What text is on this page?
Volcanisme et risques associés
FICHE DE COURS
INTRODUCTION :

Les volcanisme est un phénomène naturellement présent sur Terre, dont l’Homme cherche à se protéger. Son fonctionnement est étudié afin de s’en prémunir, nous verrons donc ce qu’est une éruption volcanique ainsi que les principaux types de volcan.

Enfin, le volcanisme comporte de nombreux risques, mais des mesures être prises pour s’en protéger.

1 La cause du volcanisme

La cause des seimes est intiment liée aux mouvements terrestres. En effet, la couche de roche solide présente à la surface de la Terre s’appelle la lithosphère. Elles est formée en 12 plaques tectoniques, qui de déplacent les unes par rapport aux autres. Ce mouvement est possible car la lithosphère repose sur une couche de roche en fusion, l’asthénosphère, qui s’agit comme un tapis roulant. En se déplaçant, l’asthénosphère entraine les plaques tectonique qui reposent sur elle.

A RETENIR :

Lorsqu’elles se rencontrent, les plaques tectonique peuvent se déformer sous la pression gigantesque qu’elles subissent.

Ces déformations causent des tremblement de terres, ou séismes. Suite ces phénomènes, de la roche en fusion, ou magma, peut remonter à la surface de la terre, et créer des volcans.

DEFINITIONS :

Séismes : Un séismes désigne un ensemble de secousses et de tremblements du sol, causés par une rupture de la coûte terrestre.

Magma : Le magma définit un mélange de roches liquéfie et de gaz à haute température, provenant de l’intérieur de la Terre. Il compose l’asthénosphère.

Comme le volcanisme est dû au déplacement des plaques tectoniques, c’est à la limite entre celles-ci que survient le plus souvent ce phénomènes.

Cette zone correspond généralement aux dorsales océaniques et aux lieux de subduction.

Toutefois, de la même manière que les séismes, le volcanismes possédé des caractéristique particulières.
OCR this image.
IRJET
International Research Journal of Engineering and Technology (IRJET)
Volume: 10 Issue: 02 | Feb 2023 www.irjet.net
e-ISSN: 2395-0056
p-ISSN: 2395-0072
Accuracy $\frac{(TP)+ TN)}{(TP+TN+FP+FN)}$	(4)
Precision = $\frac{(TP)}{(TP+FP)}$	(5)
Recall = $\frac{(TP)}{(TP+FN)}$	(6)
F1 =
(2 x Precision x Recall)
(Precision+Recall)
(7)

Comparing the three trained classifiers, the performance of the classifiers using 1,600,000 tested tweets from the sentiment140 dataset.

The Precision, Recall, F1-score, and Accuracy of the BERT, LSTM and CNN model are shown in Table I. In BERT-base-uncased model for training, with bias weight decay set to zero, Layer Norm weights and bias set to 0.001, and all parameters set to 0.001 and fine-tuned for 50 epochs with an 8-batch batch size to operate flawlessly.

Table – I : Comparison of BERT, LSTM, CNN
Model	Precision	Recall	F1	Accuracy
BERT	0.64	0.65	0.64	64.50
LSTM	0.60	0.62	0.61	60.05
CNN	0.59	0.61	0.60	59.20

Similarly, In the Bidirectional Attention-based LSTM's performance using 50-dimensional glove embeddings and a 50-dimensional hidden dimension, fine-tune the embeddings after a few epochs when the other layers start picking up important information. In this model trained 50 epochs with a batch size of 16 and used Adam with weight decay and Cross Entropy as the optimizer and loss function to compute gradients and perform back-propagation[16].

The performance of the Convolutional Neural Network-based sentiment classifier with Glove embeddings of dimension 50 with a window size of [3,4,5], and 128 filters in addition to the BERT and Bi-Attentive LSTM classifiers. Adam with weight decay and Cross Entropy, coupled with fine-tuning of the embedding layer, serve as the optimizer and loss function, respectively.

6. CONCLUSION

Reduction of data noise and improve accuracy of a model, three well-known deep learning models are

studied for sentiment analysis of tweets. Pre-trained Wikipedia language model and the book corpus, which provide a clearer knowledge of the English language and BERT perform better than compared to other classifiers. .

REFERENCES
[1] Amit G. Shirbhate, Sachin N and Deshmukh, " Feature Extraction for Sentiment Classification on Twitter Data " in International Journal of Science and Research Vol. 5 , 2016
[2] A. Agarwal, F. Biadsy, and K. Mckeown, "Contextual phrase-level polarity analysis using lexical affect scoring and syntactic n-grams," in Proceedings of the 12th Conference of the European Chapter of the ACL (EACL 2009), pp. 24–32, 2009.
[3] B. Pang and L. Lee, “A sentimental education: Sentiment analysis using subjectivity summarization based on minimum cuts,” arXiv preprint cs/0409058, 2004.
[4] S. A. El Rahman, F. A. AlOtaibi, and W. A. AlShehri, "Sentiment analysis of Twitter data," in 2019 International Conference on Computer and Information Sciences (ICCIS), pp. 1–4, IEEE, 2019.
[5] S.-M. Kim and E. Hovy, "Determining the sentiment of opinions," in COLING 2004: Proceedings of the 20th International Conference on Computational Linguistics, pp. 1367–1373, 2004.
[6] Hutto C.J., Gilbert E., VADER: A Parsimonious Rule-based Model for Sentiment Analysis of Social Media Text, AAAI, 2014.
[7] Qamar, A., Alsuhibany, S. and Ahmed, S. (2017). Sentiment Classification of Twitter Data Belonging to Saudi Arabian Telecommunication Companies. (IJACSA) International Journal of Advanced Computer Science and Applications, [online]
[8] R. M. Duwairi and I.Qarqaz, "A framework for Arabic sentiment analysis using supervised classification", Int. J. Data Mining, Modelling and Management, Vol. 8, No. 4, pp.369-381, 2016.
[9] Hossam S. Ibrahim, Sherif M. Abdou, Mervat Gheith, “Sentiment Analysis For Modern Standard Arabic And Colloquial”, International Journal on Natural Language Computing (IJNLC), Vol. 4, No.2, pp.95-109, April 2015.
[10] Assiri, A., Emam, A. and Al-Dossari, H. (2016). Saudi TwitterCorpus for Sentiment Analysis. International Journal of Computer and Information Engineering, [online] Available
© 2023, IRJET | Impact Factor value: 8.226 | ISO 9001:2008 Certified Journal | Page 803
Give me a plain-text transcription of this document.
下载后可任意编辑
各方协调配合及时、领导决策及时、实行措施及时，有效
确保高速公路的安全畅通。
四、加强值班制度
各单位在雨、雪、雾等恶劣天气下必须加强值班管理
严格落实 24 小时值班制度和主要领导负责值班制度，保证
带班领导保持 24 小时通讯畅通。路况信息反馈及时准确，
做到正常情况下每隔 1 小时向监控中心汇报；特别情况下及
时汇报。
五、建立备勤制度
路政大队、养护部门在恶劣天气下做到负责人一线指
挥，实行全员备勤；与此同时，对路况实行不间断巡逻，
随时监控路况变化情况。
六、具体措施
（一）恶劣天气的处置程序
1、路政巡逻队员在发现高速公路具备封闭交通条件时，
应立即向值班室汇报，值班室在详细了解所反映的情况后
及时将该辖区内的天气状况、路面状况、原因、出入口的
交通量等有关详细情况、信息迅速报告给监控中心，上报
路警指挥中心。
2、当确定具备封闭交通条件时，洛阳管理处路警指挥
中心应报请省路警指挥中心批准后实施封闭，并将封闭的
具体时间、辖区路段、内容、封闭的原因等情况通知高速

•••

- Stated exercise: In the records above, find each line with the word "function" and copy it.

- Solution:
Similarly, In the Bidirectional Attention-based LSTM's performance using 50-dimensional glove embeddings and a 50-dimensional hidden dimension, fine-tune the embeddings after a few epochs when the other layers start picking up important information. In this model trained 50 epochs with a batch size of 16 and used Adam with weight decay and Cross Entropy as the optimizer and loss function to compute gradients and perform back-propagation[16].
The performance of the Convolutional Neural Network-based sentiment classifier with Glove embeddings of dimension 50 with a window size of [3,4,5], and 128 filters in addition to the BERT and Bi-Attentive LSTM classifiers. Adam with weight decay and Cross Entropy, coupled with fine-tuning of the embedding layer, serve as the optimizer and loss function, respectively.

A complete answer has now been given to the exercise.